--- Start DATA PROVIDED ---

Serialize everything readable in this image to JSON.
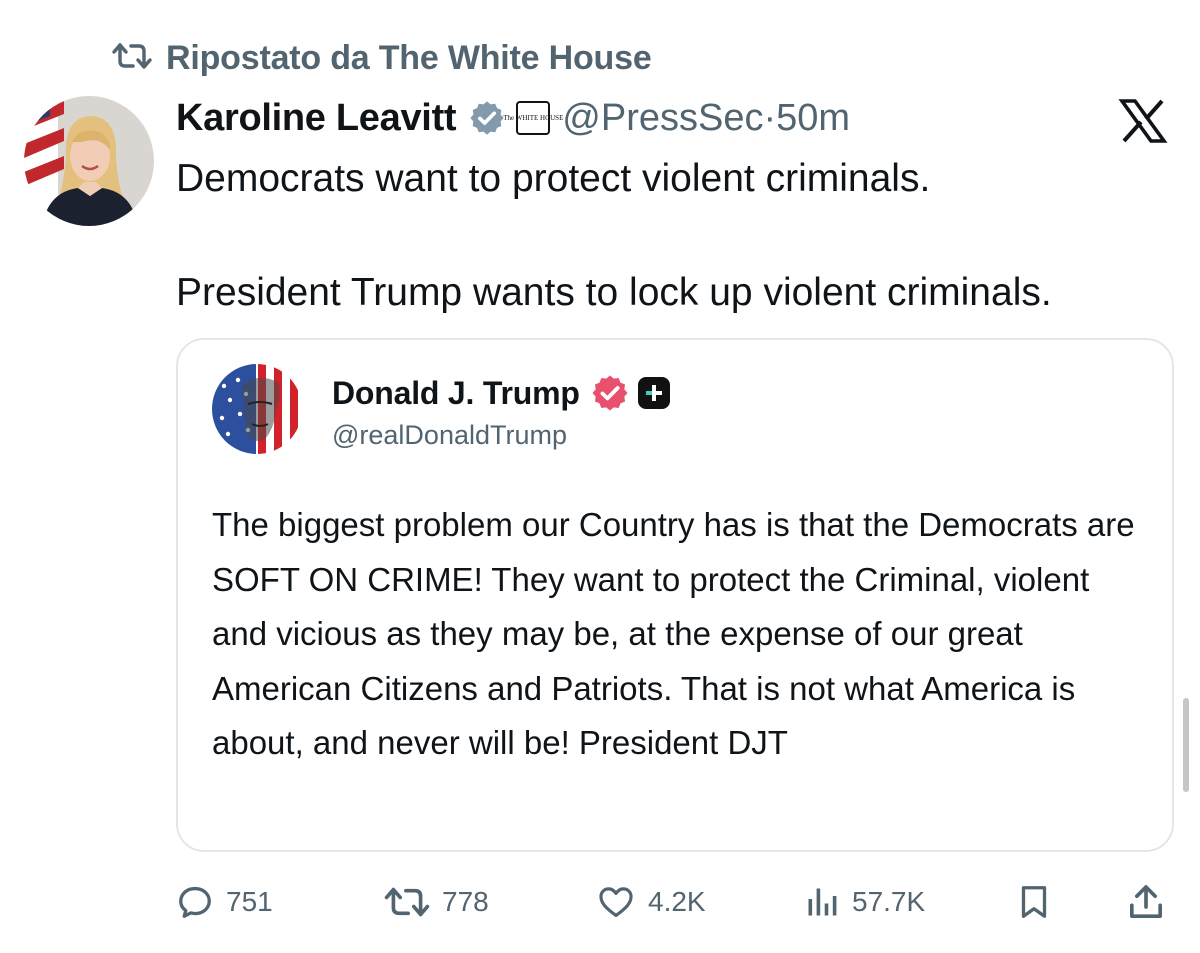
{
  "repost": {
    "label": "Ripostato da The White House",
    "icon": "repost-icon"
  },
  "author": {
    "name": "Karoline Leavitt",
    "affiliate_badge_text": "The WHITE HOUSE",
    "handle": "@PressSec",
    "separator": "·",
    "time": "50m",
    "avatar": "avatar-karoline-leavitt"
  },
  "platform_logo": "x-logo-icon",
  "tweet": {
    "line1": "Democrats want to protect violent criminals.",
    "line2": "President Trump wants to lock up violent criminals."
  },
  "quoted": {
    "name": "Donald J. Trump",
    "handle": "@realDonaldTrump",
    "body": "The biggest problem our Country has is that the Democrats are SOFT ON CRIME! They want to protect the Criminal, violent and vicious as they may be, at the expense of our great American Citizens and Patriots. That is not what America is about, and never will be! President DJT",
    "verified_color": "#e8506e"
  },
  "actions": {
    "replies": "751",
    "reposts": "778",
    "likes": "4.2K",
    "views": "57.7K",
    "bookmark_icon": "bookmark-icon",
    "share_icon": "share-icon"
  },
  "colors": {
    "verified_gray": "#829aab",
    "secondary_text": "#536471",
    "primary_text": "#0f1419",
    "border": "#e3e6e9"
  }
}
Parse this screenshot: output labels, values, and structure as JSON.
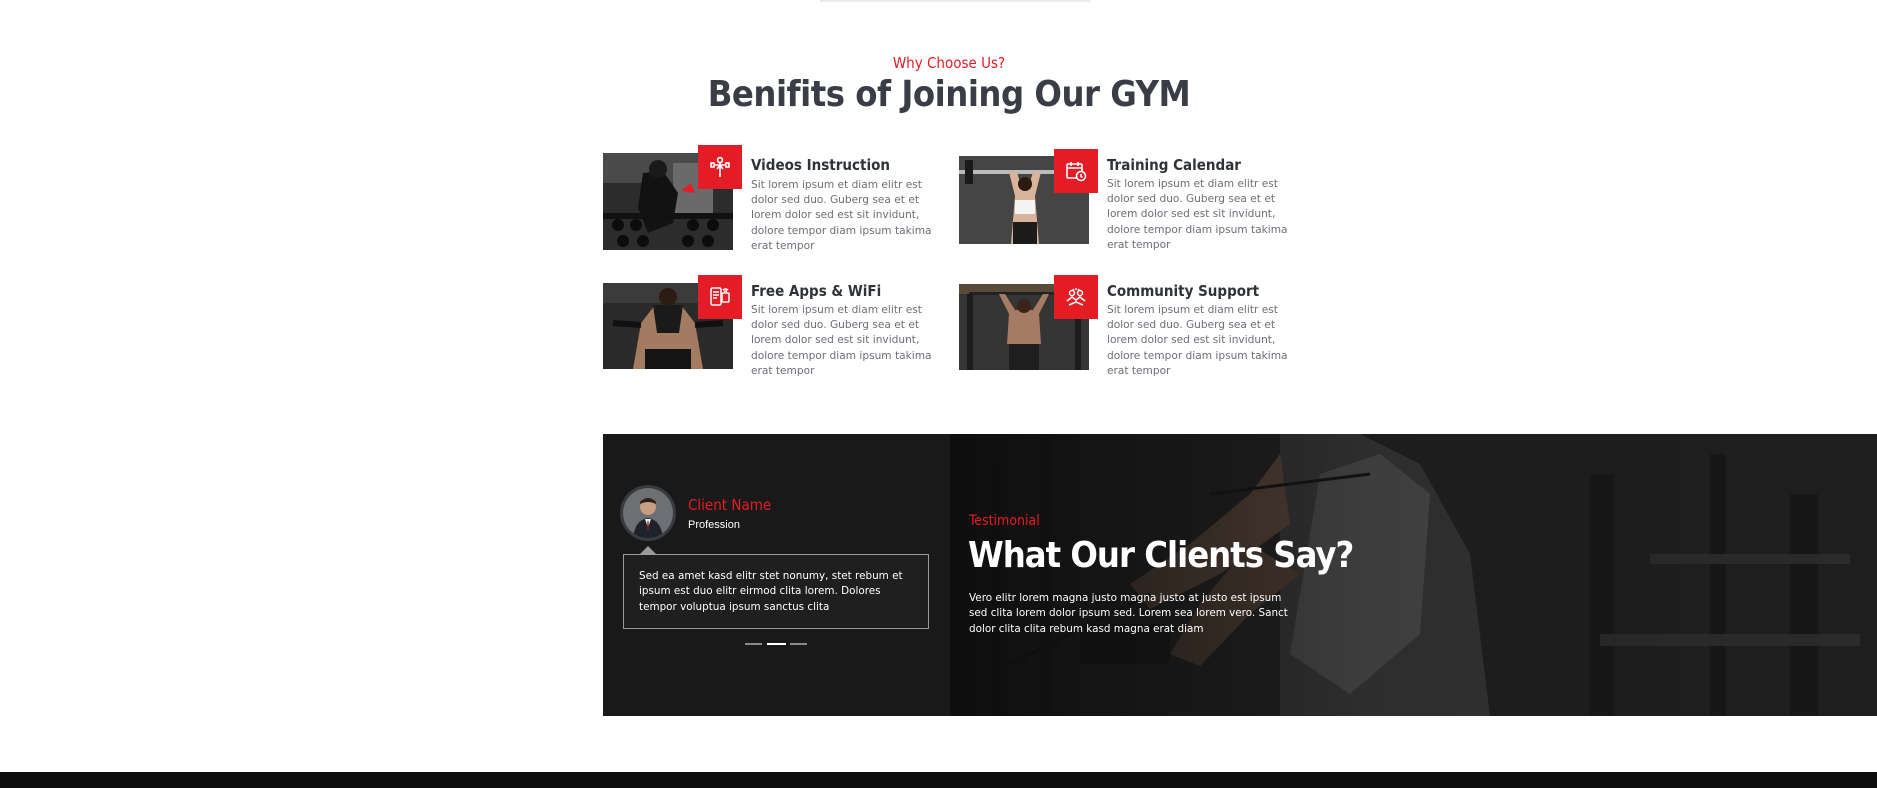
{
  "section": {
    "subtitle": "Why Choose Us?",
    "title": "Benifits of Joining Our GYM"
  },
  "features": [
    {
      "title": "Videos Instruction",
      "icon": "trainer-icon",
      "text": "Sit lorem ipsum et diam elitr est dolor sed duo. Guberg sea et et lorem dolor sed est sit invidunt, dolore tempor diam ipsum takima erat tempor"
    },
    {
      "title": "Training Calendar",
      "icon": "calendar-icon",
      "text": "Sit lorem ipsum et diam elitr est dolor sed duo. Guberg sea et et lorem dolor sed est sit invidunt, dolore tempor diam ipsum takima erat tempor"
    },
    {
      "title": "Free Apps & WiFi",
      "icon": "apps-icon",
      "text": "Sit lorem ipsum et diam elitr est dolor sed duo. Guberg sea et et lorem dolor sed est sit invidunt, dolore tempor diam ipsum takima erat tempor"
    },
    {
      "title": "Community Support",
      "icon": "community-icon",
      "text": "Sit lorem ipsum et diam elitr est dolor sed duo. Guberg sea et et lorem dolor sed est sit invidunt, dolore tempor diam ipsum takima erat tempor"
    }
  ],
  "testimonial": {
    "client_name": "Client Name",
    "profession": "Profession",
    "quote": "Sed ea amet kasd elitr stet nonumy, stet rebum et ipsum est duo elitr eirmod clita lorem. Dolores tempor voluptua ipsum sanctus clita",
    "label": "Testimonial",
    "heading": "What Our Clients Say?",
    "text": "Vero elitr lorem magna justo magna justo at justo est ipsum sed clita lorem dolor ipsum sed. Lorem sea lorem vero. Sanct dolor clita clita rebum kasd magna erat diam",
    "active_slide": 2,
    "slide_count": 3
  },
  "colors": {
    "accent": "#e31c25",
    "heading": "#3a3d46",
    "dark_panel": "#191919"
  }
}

--- End DATA PROVIDED ---

• STATED GOAL:
Read the entries and select each line where the word "President" is found.

• ANSWER TO THIS PROBLEM:
    "line2": "President Trump wants to lock up violent criminals."
    "body": "The biggest problem our Country has is that the Democrats are SOFT ON CRIME! They want to protect the Criminal, violent and vicious as they may be, at the expense of our great American Citizens and Patriots. That is not what America is about, and never will be! President DJT",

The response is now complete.